**Page text**

——

Quantification of exercise training dose in phase III cardiac rehabilitation: A UK perspective

Abstract

General Abstract The Apple watch was a new technology first introduced in 2015. At that time, its validity and reliability for measuring stepping frequency and heart rate monitoring during exercise was unknown. Current evidence indicates that the effectiveness of cardiac rehabilitation (CR) programmes for improving patient outcomes may be questionable in the United Kingdom (UK). We postulated that the exercise dose that patients receive during Phase III CR may not be a high enough stimulus to invoke a positive physiological adaptation. Therefore, this thesis aims to examine the validity and reliability of the Apple watch for measuring heart rate and step frequency. We then planned, based on our initial findings, to apply this technology to patients undertaking Phase III CR in order to monitor and quantify exercise dose and training progression to determine the fidelity of the intervention.

The aim of the first study was to examine the validity and variability of the Apple watch for measuring step count. On two occasions, 21 males completed treadmill exercise while wearing two Apple watches (left and right wrists) and an ActivPAL (criterion). Exercise involved 5 min bouts of walking, jogging, and running at speeds of 4 km.h-1, 7 km.h-1, and 10 km.h-1, followed by 11 min of rest between each bout. There was a small under-estimation in step count during walking but large and very large over-estimations during jogging and running. There were poor to very poor correlations during walking, jogging and running. The inter-device variability showed good to nearly perfect intraclass correlations and small to moderate standardised typical errors. Intra-device variability was large to very large for all exercise intensities. The Apple watch has adequate validity for measuring step count during walking, but very poor validity during jogging and running. On this basis, we concluded that quantifying stepping frequency during Phase III CR using the Apple watch should not be pursued.

——

**Raw data**

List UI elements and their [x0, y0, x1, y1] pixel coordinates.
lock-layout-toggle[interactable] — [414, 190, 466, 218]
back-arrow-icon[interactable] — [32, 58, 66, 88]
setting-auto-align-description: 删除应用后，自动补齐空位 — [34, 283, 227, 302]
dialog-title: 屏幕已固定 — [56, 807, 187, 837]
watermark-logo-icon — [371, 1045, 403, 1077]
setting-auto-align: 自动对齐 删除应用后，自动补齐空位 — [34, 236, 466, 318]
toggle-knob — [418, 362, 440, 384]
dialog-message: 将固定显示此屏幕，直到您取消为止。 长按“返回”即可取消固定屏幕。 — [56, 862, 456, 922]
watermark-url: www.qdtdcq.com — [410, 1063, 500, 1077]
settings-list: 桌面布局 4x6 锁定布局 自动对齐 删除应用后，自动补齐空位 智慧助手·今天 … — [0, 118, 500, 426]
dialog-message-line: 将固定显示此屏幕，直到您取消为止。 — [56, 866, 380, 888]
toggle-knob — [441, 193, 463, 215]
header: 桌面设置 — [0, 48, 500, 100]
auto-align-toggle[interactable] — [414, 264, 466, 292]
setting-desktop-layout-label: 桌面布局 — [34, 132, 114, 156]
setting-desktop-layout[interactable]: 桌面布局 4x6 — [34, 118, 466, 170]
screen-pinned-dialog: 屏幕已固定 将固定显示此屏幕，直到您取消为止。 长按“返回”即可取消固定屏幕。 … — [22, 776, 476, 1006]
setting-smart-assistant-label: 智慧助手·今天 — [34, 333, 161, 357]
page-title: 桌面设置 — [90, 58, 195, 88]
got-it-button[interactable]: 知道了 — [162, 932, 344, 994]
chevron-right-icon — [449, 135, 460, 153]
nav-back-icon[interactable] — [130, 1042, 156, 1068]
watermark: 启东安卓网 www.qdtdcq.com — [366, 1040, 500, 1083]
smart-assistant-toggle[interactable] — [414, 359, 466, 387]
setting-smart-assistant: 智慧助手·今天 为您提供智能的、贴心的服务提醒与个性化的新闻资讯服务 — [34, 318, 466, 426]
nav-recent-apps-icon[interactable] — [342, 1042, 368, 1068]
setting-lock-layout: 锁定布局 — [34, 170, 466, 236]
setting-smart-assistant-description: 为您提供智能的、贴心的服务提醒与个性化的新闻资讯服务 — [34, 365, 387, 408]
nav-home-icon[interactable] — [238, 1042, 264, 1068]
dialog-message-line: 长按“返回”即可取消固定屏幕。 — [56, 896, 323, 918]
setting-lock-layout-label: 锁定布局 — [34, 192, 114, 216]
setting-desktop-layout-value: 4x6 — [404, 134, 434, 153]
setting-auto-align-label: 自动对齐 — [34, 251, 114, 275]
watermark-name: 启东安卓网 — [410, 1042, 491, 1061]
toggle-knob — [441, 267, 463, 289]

——

Please pick up the cardiac rehabilitation abstract after its last sentence and keep writing it.

The aim of the second study was to examine the validity and reliability of the Apple watch heart rate sensor during and in recovery from exercise. Twenty-one males completed treadmill exercise while wearing two Apple watches (left and right wrists) and a Polar S810i monitor (criterion). Exercise involved 5 min bouts of walking, jogging, and running at speeds of 4 km.h-1, 7 km.h-1, and 10 km.h-1, followed by 11 min of rest between bouts. At all exercise intensities the mean bias was trivial. There were very good correlations with the criterion during walking (L: r = 0.97; R: r = 0.97), and good (L: r = 0.93; R: r = 0.92) but poor/good (L: r = 0.81; R: r = 0.86) correlations during jogging and running. Standardised typical error of the estimate was small, moderate, and moderate to large. There were good correlations following walking, but poor correlations following jogging and running. The percentage of heart rates recorded reduced with increasing intensity but increased over time. Intra-device standardised typical errors decreased with intensity. Inter-device standardised typical errors were small to moderate with very good to nearly perfect intraclass correlations. The Apple watch heart rate sensor has very good validity during walking but validity decreases with increasing intensity. On this basis, we chose to introduce the Apple watch to a Phase III CR programme for monitoring individual exercise dose via heart rate.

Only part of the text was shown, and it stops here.